▸ TASK PROMPT
Repeat the records below exactly, leaving out any pictures.

▸ THE RECORDS
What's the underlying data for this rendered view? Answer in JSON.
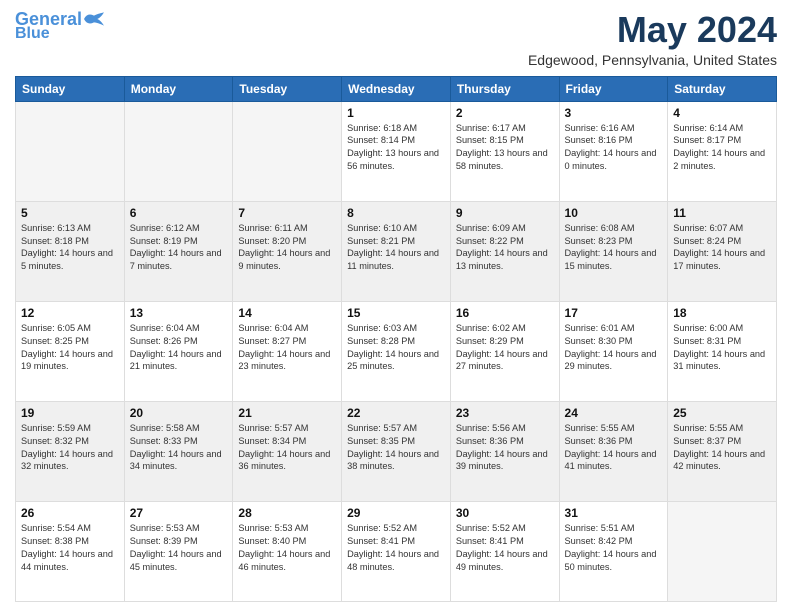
{
  "logo": {
    "line1": "General",
    "line2": "Blue"
  },
  "title": "May 2024",
  "subtitle": "Edgewood, Pennsylvania, United States",
  "days_of_week": [
    "Sunday",
    "Monday",
    "Tuesday",
    "Wednesday",
    "Thursday",
    "Friday",
    "Saturday"
  ],
  "weeks": [
    [
      {
        "day": "",
        "empty": true
      },
      {
        "day": "",
        "empty": true
      },
      {
        "day": "",
        "empty": true
      },
      {
        "day": "1",
        "sunrise": "6:18 AM",
        "sunset": "8:14 PM",
        "daylight": "13 hours and 56 minutes."
      },
      {
        "day": "2",
        "sunrise": "6:17 AM",
        "sunset": "8:15 PM",
        "daylight": "13 hours and 58 minutes."
      },
      {
        "day": "3",
        "sunrise": "6:16 AM",
        "sunset": "8:16 PM",
        "daylight": "14 hours and 0 minutes."
      },
      {
        "day": "4",
        "sunrise": "6:14 AM",
        "sunset": "8:17 PM",
        "daylight": "14 hours and 2 minutes."
      }
    ],
    [
      {
        "day": "5",
        "sunrise": "6:13 AM",
        "sunset": "8:18 PM",
        "daylight": "14 hours and 5 minutes."
      },
      {
        "day": "6",
        "sunrise": "6:12 AM",
        "sunset": "8:19 PM",
        "daylight": "14 hours and 7 minutes."
      },
      {
        "day": "7",
        "sunrise": "6:11 AM",
        "sunset": "8:20 PM",
        "daylight": "14 hours and 9 minutes."
      },
      {
        "day": "8",
        "sunrise": "6:10 AM",
        "sunset": "8:21 PM",
        "daylight": "14 hours and 11 minutes."
      },
      {
        "day": "9",
        "sunrise": "6:09 AM",
        "sunset": "8:22 PM",
        "daylight": "14 hours and 13 minutes."
      },
      {
        "day": "10",
        "sunrise": "6:08 AM",
        "sunset": "8:23 PM",
        "daylight": "14 hours and 15 minutes."
      },
      {
        "day": "11",
        "sunrise": "6:07 AM",
        "sunset": "8:24 PM",
        "daylight": "14 hours and 17 minutes."
      }
    ],
    [
      {
        "day": "12",
        "sunrise": "6:05 AM",
        "sunset": "8:25 PM",
        "daylight": "14 hours and 19 minutes."
      },
      {
        "day": "13",
        "sunrise": "6:04 AM",
        "sunset": "8:26 PM",
        "daylight": "14 hours and 21 minutes."
      },
      {
        "day": "14",
        "sunrise": "6:04 AM",
        "sunset": "8:27 PM",
        "daylight": "14 hours and 23 minutes."
      },
      {
        "day": "15",
        "sunrise": "6:03 AM",
        "sunset": "8:28 PM",
        "daylight": "14 hours and 25 minutes."
      },
      {
        "day": "16",
        "sunrise": "6:02 AM",
        "sunset": "8:29 PM",
        "daylight": "14 hours and 27 minutes."
      },
      {
        "day": "17",
        "sunrise": "6:01 AM",
        "sunset": "8:30 PM",
        "daylight": "14 hours and 29 minutes."
      },
      {
        "day": "18",
        "sunrise": "6:00 AM",
        "sunset": "8:31 PM",
        "daylight": "14 hours and 31 minutes."
      }
    ],
    [
      {
        "day": "19",
        "sunrise": "5:59 AM",
        "sunset": "8:32 PM",
        "daylight": "14 hours and 32 minutes."
      },
      {
        "day": "20",
        "sunrise": "5:58 AM",
        "sunset": "8:33 PM",
        "daylight": "14 hours and 34 minutes."
      },
      {
        "day": "21",
        "sunrise": "5:57 AM",
        "sunset": "8:34 PM",
        "daylight": "14 hours and 36 minutes."
      },
      {
        "day": "22",
        "sunrise": "5:57 AM",
        "sunset": "8:35 PM",
        "daylight": "14 hours and 38 minutes."
      },
      {
        "day": "23",
        "sunrise": "5:56 AM",
        "sunset": "8:36 PM",
        "daylight": "14 hours and 39 minutes."
      },
      {
        "day": "24",
        "sunrise": "5:55 AM",
        "sunset": "8:36 PM",
        "daylight": "14 hours and 41 minutes."
      },
      {
        "day": "25",
        "sunrise": "5:55 AM",
        "sunset": "8:37 PM",
        "daylight": "14 hours and 42 minutes."
      }
    ],
    [
      {
        "day": "26",
        "sunrise": "5:54 AM",
        "sunset": "8:38 PM",
        "daylight": "14 hours and 44 minutes."
      },
      {
        "day": "27",
        "sunrise": "5:53 AM",
        "sunset": "8:39 PM",
        "daylight": "14 hours and 45 minutes."
      },
      {
        "day": "28",
        "sunrise": "5:53 AM",
        "sunset": "8:40 PM",
        "daylight": "14 hours and 46 minutes."
      },
      {
        "day": "29",
        "sunrise": "5:52 AM",
        "sunset": "8:41 PM",
        "daylight": "14 hours and 48 minutes."
      },
      {
        "day": "30",
        "sunrise": "5:52 AM",
        "sunset": "8:41 PM",
        "daylight": "14 hours and 49 minutes."
      },
      {
        "day": "31",
        "sunrise": "5:51 AM",
        "sunset": "8:42 PM",
        "daylight": "14 hours and 50 minutes."
      },
      {
        "day": "",
        "empty": true
      }
    ]
  ],
  "labels": {
    "sunrise_prefix": "Sunrise: ",
    "sunset_prefix": "Sunset: ",
    "daylight_prefix": "Daylight: "
  }
}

▸ COMPLETE ANSWER
What's the underlying data for this rendered view? Answer in JSON.
{
  "logo": {
    "line1": "General",
    "line2": "Blue"
  },
  "title": "May 2024",
  "subtitle": "Edgewood, Pennsylvania, United States",
  "days_of_week": [
    "Sunday",
    "Monday",
    "Tuesday",
    "Wednesday",
    "Thursday",
    "Friday",
    "Saturday"
  ],
  "weeks": [
    [
      {
        "day": "",
        "empty": true
      },
      {
        "day": "",
        "empty": true
      },
      {
        "day": "",
        "empty": true
      },
      {
        "day": "1",
        "sunrise": "6:18 AM",
        "sunset": "8:14 PM",
        "daylight": "13 hours and 56 minutes."
      },
      {
        "day": "2",
        "sunrise": "6:17 AM",
        "sunset": "8:15 PM",
        "daylight": "13 hours and 58 minutes."
      },
      {
        "day": "3",
        "sunrise": "6:16 AM",
        "sunset": "8:16 PM",
        "daylight": "14 hours and 0 minutes."
      },
      {
        "day": "4",
        "sunrise": "6:14 AM",
        "sunset": "8:17 PM",
        "daylight": "14 hours and 2 minutes."
      }
    ],
    [
      {
        "day": "5",
        "sunrise": "6:13 AM",
        "sunset": "8:18 PM",
        "daylight": "14 hours and 5 minutes."
      },
      {
        "day": "6",
        "sunrise": "6:12 AM",
        "sunset": "8:19 PM",
        "daylight": "14 hours and 7 minutes."
      },
      {
        "day": "7",
        "sunrise": "6:11 AM",
        "sunset": "8:20 PM",
        "daylight": "14 hours and 9 minutes."
      },
      {
        "day": "8",
        "sunrise": "6:10 AM",
        "sunset": "8:21 PM",
        "daylight": "14 hours and 11 minutes."
      },
      {
        "day": "9",
        "sunrise": "6:09 AM",
        "sunset": "8:22 PM",
        "daylight": "14 hours and 13 minutes."
      },
      {
        "day": "10",
        "sunrise": "6:08 AM",
        "sunset": "8:23 PM",
        "daylight": "14 hours and 15 minutes."
      },
      {
        "day": "11",
        "sunrise": "6:07 AM",
        "sunset": "8:24 PM",
        "daylight": "14 hours and 17 minutes."
      }
    ],
    [
      {
        "day": "12",
        "sunrise": "6:05 AM",
        "sunset": "8:25 PM",
        "daylight": "14 hours and 19 minutes."
      },
      {
        "day": "13",
        "sunrise": "6:04 AM",
        "sunset": "8:26 PM",
        "daylight": "14 hours and 21 minutes."
      },
      {
        "day": "14",
        "sunrise": "6:04 AM",
        "sunset": "8:27 PM",
        "daylight": "14 hours and 23 minutes."
      },
      {
        "day": "15",
        "sunrise": "6:03 AM",
        "sunset": "8:28 PM",
        "daylight": "14 hours and 25 minutes."
      },
      {
        "day": "16",
        "sunrise": "6:02 AM",
        "sunset": "8:29 PM",
        "daylight": "14 hours and 27 minutes."
      },
      {
        "day": "17",
        "sunrise": "6:01 AM",
        "sunset": "8:30 PM",
        "daylight": "14 hours and 29 minutes."
      },
      {
        "day": "18",
        "sunrise": "6:00 AM",
        "sunset": "8:31 PM",
        "daylight": "14 hours and 31 minutes."
      }
    ],
    [
      {
        "day": "19",
        "sunrise": "5:59 AM",
        "sunset": "8:32 PM",
        "daylight": "14 hours and 32 minutes."
      },
      {
        "day": "20",
        "sunrise": "5:58 AM",
        "sunset": "8:33 PM",
        "daylight": "14 hours and 34 minutes."
      },
      {
        "day": "21",
        "sunrise": "5:57 AM",
        "sunset": "8:34 PM",
        "daylight": "14 hours and 36 minutes."
      },
      {
        "day": "22",
        "sunrise": "5:57 AM",
        "sunset": "8:35 PM",
        "daylight": "14 hours and 38 minutes."
      },
      {
        "day": "23",
        "sunrise": "5:56 AM",
        "sunset": "8:36 PM",
        "daylight": "14 hours and 39 minutes."
      },
      {
        "day": "24",
        "sunrise": "5:55 AM",
        "sunset": "8:36 PM",
        "daylight": "14 hours and 41 minutes."
      },
      {
        "day": "25",
        "sunrise": "5:55 AM",
        "sunset": "8:37 PM",
        "daylight": "14 hours and 42 minutes."
      }
    ],
    [
      {
        "day": "26",
        "sunrise": "5:54 AM",
        "sunset": "8:38 PM",
        "daylight": "14 hours and 44 minutes."
      },
      {
        "day": "27",
        "sunrise": "5:53 AM",
        "sunset": "8:39 PM",
        "daylight": "14 hours and 45 minutes."
      },
      {
        "day": "28",
        "sunrise": "5:53 AM",
        "sunset": "8:40 PM",
        "daylight": "14 hours and 46 minutes."
      },
      {
        "day": "29",
        "sunrise": "5:52 AM",
        "sunset": "8:41 PM",
        "daylight": "14 hours and 48 minutes."
      },
      {
        "day": "30",
        "sunrise": "5:52 AM",
        "sunset": "8:41 PM",
        "daylight": "14 hours and 49 minutes."
      },
      {
        "day": "31",
        "sunrise": "5:51 AM",
        "sunset": "8:42 PM",
        "daylight": "14 hours and 50 minutes."
      },
      {
        "day": "",
        "empty": true
      }
    ]
  ],
  "labels": {
    "sunrise_prefix": "Sunrise: ",
    "sunset_prefix": "Sunset: ",
    "daylight_prefix": "Daylight: "
  }
}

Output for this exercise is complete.